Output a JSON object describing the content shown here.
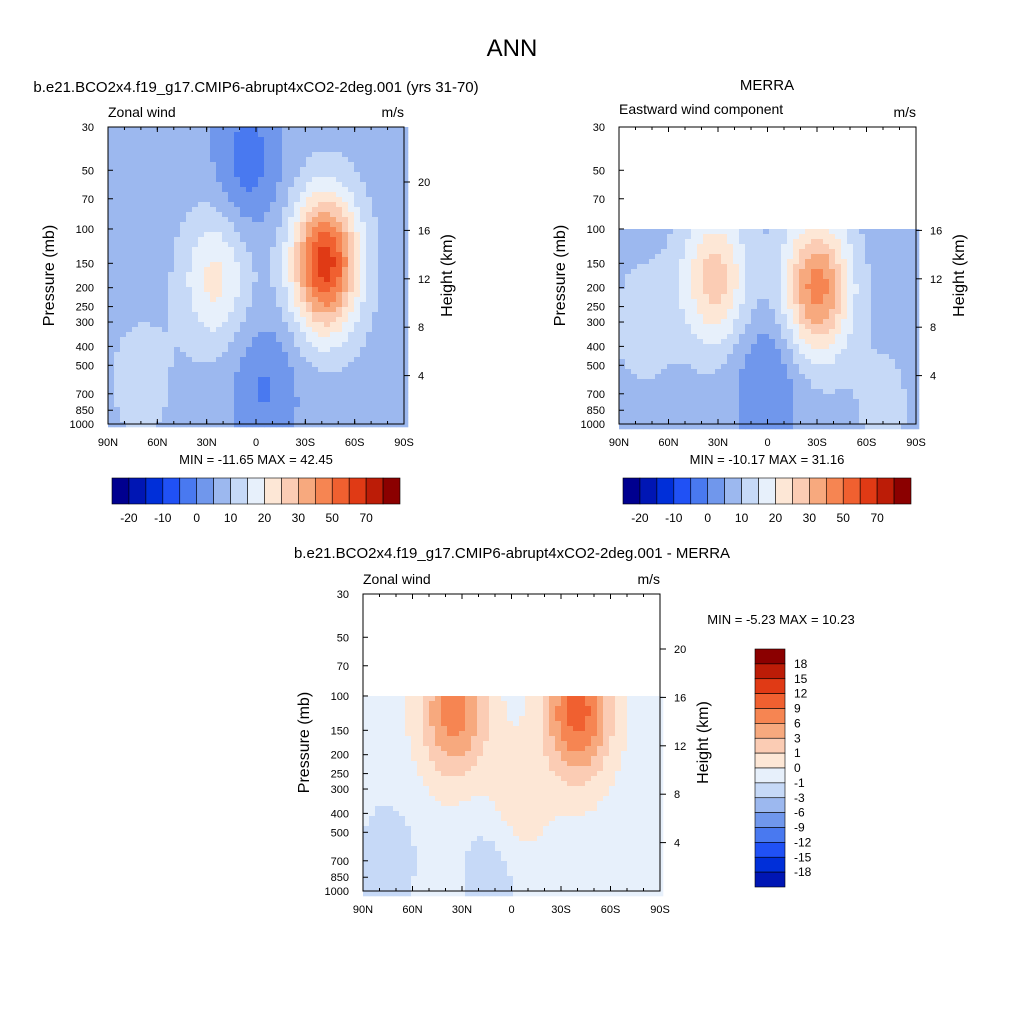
{
  "page_title": "ANN",
  "palette": [
    "#00008f",
    "#0016b4",
    "#002fd9",
    "#2051f5",
    "#4979f0",
    "#7097ec",
    "#9cb8ef",
    "#c6d9f7",
    "#e7f0fb",
    "#fde7d6",
    "#fbccb4",
    "#f7a97e",
    "#f68552",
    "#f06030",
    "#e03a15",
    "#bc1c07",
    "#8b0000"
  ],
  "neutral_color": "#ffffff",
  "chart_data": [
    {
      "type": "heatmap",
      "title": "b.e21.BCO2x4.f19_g17.CMIP6-abrupt4xCO2-2deg.001 (yrs 31-70)",
      "left_label": "Zonal wind",
      "units": "m/s",
      "ylabel": "Pressure (mb)",
      "ylabel_right": "Height (km)",
      "x_ticks": [
        "90N",
        "60N",
        "30N",
        "0",
        "30S",
        "60S",
        "90S"
      ],
      "y_ticks": [
        "30",
        "50",
        "70",
        "100",
        "150",
        "200",
        "250",
        "300",
        "400",
        "500",
        "700",
        "850",
        "1000"
      ],
      "y_right_ticks": [
        "20",
        "16",
        "12",
        "8",
        "4"
      ],
      "ylim": [
        1000,
        30
      ],
      "stats": "MIN = -11.65  MAX =  42.45",
      "colorbar_labels": [
        "-20",
        "-10",
        "0",
        "10",
        "20",
        "30",
        "50",
        "70"
      ],
      "data_top_mb": 30,
      "features": [
        {
          "lat": 25,
          "p": 180,
          "value": 14
        },
        {
          "lat": -42,
          "p": 150,
          "value": 40
        },
        {
          "lat": 5,
          "p": 45,
          "value": -10
        },
        {
          "lat": -5,
          "p": 650,
          "value": -8
        },
        {
          "lat": 70,
          "p": 600,
          "value": 5
        }
      ]
    },
    {
      "type": "heatmap",
      "title": "MERRA",
      "left_label": "Eastward wind component",
      "units": "m/s",
      "ylabel": "Pressure (mb)",
      "ylabel_right": "Height (km)",
      "x_ticks": [
        "90N",
        "60N",
        "30N",
        "0",
        "30S",
        "60S",
        "90S"
      ],
      "y_ticks": [
        "30",
        "50",
        "70",
        "100",
        "150",
        "200",
        "250",
        "300",
        "400",
        "500",
        "700",
        "850",
        "1000"
      ],
      "y_right_ticks": [
        "16",
        "12",
        "8",
        "4"
      ],
      "ylim": [
        1000,
        30
      ],
      "stats": "MIN = -10.17  MAX =  31.16",
      "colorbar_labels": [
        "-20",
        "-10",
        "0",
        "10",
        "20",
        "30",
        "50",
        "70"
      ],
      "data_top_mb": 100,
      "features": [
        {
          "lat": 32,
          "p": 180,
          "value": 20
        },
        {
          "lat": -30,
          "p": 200,
          "value": 30
        },
        {
          "lat": 0,
          "p": 600,
          "value": -8
        },
        {
          "lat": -70,
          "p": 800,
          "value": 4
        },
        {
          "lat": 75,
          "p": 300,
          "value": 5
        }
      ]
    },
    {
      "type": "heatmap",
      "title": "b.e21.BCO2x4.f19_g17.CMIP6-abrupt4xCO2-2deg.001 - MERRA",
      "left_label": "Zonal wind",
      "units": "m/s",
      "ylabel": "Pressure (mb)",
      "ylabel_right": "Height (km)",
      "x_ticks": [
        "90N",
        "60N",
        "30N",
        "0",
        "30S",
        "60S",
        "90S"
      ],
      "y_ticks": [
        "30",
        "50",
        "70",
        "100",
        "150",
        "200",
        "250",
        "300",
        "400",
        "500",
        "700",
        "850",
        "1000"
      ],
      "y_right_ticks": [
        "20",
        "16",
        "12",
        "8",
        "4"
      ],
      "ylim": [
        1000,
        30
      ],
      "stats": "MIN =  -5.23  MAX =  10.23",
      "colorbar_labels": [
        "18",
        "15",
        "12",
        "9",
        "6",
        "3",
        "1",
        "0",
        "-1",
        "-3",
        "-6",
        "-9",
        "-12",
        "-15",
        "-18"
      ],
      "data_top_mb": 100,
      "features": [
        {
          "lat": 35,
          "p": 120,
          "value": 8
        },
        {
          "lat": -40,
          "p": 120,
          "value": 10
        },
        {
          "lat": 0,
          "p": 400,
          "value": 3
        },
        {
          "lat": 10,
          "p": 700,
          "value": -3
        },
        {
          "lat": 75,
          "p": 700,
          "value": -2
        }
      ]
    }
  ]
}
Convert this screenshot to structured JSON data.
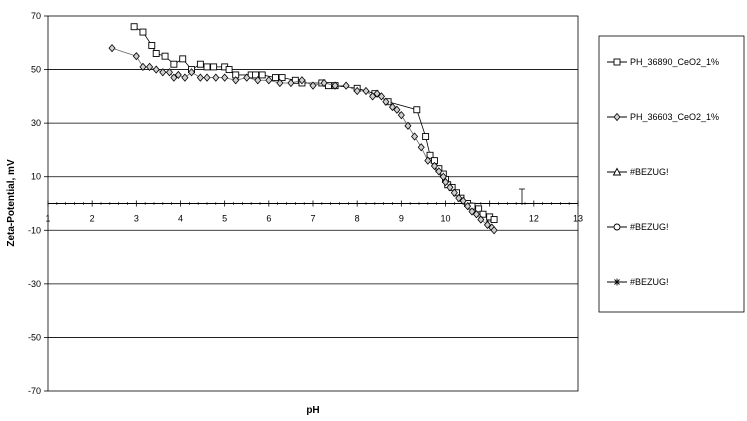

### Exercise
Make an exact copy of the records above, with the pictures left out.

### Answer to the problem
Output a JSON object describing the content shown here.
{
  "page_title": "ANN",
  "palette": [
    "#00008f",
    "#0016b4",
    "#002fd9",
    "#2051f5",
    "#4979f0",
    "#7097ec",
    "#9cb8ef",
    "#c6d9f7",
    "#e7f0fb",
    "#fde7d6",
    "#fbccb4",
    "#f7a97e",
    "#f68552",
    "#f06030",
    "#e03a15",
    "#bc1c07",
    "#8b0000"
  ],
  "neutral_color": "#ffffff",
  "chart_data": [
    {
      "type": "heatmap",
      "title": "b.e21.BCO2x4.f19_g17.CMIP6-abrupt4xCO2-2deg.001 (yrs 31-70)",
      "left_label": "Zonal wind",
      "units": "m/s",
      "ylabel": "Pressure (mb)",
      "ylabel_right": "Height (km)",
      "x_ticks": [
        "90N",
        "60N",
        "30N",
        "0",
        "30S",
        "60S",
        "90S"
      ],
      "y_ticks": [
        "30",
        "50",
        "70",
        "100",
        "150",
        "200",
        "250",
        "300",
        "400",
        "500",
        "700",
        "850",
        "1000"
      ],
      "y_right_ticks": [
        "20",
        "16",
        "12",
        "8",
        "4"
      ],
      "ylim": [
        1000,
        30
      ],
      "stats": "MIN = -11.65  MAX =  42.45",
      "colorbar_labels": [
        "-20",
        "-10",
        "0",
        "10",
        "20",
        "30",
        "50",
        "70"
      ],
      "data_top_mb": 30,
      "features": [
        {
          "lat": 25,
          "p": 180,
          "value": 14
        },
        {
          "lat": -42,
          "p": 150,
          "value": 40
        },
        {
          "lat": 5,
          "p": 45,
          "value": -10
        },
        {
          "lat": -5,
          "p": 650,
          "value": -8
        },
        {
          "lat": 70,
          "p": 600,
          "value": 5
        }
      ]
    },
    {
      "type": "heatmap",
      "title": "MERRA",
      "left_label": "Eastward wind component",
      "units": "m/s",
      "ylabel": "Pressure (mb)",
      "ylabel_right": "Height (km)",
      "x_ticks": [
        "90N",
        "60N",
        "30N",
        "0",
        "30S",
        "60S",
        "90S"
      ],
      "y_ticks": [
        "30",
        "50",
        "70",
        "100",
        "150",
        "200",
        "250",
        "300",
        "400",
        "500",
        "700",
        "850",
        "1000"
      ],
      "y_right_ticks": [
        "16",
        "12",
        "8",
        "4"
      ],
      "ylim": [
        1000,
        30
      ],
      "stats": "MIN = -10.17  MAX =  31.16",
      "colorbar_labels": [
        "-20",
        "-10",
        "0",
        "10",
        "20",
        "30",
        "50",
        "70"
      ],
      "data_top_mb": 100,
      "features": [
        {
          "lat": 32,
          "p": 180,
          "value": 20
        },
        {
          "lat": -30,
          "p": 200,
          "value": 30
        },
        {
          "lat": 0,
          "p": 600,
          "value": -8
        },
        {
          "lat": -70,
          "p": 800,
          "value": 4
        },
        {
          "lat": 75,
          "p": 300,
          "value": 5
        }
      ]
    },
    {
      "type": "heatmap",
      "title": "b.e21.BCO2x4.f19_g17.CMIP6-abrupt4xCO2-2deg.001 - MERRA",
      "left_label": "Zonal wind",
      "units": "m/s",
      "ylabel": "Pressure (mb)",
      "ylabel_right": "Height (km)",
      "x_ticks": [
        "90N",
        "60N",
        "30N",
        "0",
        "30S",
        "60S",
        "90S"
      ],
      "y_ticks": [
        "30",
        "50",
        "70",
        "100",
        "150",
        "200",
        "250",
        "300",
        "400",
        "500",
        "700",
        "850",
        "1000"
      ],
      "y_right_ticks": [
        "20",
        "16",
        "12",
        "8",
        "4"
      ],
      "ylim": [
        1000,
        30
      ],
      "stats": "MIN =  -5.23  MAX =  10.23",
      "colorbar_labels": [
        "18",
        "15",
        "12",
        "9",
        "6",
        "3",
        "1",
        "0",
        "-1",
        "-3",
        "-6",
        "-9",
        "-12",
        "-15",
        "-18"
      ],
      "data_top_mb": 100,
      "features": [
        {
          "lat": 35,
          "p": 120,
          "value": 8
        },
        {
          "lat": -40,
          "p": 120,
          "value": 10
        },
        {
          "lat": 0,
          "p": 400,
          "value": 3
        },
        {
          "lat": 10,
          "p": 700,
          "value": -3
        },
        {
          "lat": 75,
          "p": 700,
          "value": -2
        }
      ]
    }
  ]
}
Convert this screenshot to structured JSON data.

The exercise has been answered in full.